··· Data excerpts

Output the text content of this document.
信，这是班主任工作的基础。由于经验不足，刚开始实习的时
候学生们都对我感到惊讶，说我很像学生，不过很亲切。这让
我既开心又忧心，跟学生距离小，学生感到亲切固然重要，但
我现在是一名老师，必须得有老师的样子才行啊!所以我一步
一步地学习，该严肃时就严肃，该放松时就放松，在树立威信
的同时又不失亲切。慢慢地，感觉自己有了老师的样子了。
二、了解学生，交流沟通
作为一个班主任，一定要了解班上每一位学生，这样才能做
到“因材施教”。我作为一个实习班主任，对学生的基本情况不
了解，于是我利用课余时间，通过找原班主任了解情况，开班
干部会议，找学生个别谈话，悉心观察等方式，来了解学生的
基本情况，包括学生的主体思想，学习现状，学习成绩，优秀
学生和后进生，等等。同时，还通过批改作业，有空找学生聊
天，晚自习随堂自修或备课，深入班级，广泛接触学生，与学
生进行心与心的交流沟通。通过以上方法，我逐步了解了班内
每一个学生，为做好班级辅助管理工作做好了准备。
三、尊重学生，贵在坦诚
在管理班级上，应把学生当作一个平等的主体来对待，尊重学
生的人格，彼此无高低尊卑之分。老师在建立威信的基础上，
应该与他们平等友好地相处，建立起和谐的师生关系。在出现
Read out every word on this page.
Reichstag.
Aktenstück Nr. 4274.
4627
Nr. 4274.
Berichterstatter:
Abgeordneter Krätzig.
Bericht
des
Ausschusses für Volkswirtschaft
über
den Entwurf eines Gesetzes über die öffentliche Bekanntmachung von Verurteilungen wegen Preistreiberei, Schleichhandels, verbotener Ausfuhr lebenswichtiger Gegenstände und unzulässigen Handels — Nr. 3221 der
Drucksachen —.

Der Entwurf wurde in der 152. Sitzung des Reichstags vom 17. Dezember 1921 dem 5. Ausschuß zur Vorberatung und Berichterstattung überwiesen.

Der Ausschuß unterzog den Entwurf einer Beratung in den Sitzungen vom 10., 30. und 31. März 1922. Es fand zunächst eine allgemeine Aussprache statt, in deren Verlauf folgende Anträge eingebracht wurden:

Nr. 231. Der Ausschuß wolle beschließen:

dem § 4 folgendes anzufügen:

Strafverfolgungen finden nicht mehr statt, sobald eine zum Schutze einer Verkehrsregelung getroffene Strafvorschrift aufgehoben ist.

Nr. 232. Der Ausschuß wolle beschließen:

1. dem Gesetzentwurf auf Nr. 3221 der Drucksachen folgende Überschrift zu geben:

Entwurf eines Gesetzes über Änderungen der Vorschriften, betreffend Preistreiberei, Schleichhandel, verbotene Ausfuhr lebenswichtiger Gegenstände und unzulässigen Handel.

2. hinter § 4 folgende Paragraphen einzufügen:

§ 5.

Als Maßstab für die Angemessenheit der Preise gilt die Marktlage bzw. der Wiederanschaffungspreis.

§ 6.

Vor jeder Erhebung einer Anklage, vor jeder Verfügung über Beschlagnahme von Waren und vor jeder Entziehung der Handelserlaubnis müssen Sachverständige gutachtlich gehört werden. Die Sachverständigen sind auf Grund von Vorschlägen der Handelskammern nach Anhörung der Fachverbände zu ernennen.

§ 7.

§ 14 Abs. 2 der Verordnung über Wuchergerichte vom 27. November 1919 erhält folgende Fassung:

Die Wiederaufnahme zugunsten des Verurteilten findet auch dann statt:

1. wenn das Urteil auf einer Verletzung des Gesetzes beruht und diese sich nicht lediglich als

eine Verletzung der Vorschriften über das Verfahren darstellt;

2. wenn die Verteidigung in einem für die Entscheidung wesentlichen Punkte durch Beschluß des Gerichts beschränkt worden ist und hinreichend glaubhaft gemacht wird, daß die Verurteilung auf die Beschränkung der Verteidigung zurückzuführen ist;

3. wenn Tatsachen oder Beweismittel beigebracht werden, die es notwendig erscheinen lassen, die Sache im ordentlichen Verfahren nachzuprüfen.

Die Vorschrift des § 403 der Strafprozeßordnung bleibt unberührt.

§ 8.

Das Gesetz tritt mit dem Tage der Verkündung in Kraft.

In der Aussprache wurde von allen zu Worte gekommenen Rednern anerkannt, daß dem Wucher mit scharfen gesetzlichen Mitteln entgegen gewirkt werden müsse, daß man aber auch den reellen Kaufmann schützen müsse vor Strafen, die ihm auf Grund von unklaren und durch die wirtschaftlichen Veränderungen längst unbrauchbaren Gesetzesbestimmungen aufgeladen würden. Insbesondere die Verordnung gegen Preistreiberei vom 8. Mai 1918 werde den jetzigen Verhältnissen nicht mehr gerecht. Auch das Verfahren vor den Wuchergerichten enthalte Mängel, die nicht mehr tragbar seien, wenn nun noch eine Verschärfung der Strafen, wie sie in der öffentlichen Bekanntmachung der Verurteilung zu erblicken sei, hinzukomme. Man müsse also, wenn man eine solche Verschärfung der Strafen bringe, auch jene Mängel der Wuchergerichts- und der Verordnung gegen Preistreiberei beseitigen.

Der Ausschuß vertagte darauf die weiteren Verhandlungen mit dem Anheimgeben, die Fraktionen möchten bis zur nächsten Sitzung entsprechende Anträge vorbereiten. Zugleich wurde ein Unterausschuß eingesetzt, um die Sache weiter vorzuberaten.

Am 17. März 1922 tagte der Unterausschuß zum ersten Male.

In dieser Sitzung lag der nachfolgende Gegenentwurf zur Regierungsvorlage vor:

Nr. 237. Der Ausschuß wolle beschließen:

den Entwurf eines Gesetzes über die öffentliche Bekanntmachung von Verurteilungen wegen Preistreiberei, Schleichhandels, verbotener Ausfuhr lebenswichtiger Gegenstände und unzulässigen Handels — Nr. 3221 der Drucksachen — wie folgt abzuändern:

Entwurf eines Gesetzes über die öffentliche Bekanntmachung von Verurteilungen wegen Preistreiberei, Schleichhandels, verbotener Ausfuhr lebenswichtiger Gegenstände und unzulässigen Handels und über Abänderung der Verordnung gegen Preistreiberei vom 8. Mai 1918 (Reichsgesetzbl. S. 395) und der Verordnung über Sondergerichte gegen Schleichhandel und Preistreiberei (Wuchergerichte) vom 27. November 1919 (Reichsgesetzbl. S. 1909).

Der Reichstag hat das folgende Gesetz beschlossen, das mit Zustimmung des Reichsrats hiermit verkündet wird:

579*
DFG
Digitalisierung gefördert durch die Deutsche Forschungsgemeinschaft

······

* _Exercise_:
Each line in the data that holds the string "Unterausschuß" should be found and copied.

* _Answer to the task_:
Der Ausschuß vertagte darauf die weiteren Verhandlungen mit dem Anheimgeben, die Fraktionen möchten bis zur nächsten Sitzung entsprechende Anträge vorbereiten. Zugleich wurde ein Unterausschuß eingesetzt, um die Sache weiter vorzuberaten.
Am 17. März 1922 tagte der Unterausschuß zum ersten Male.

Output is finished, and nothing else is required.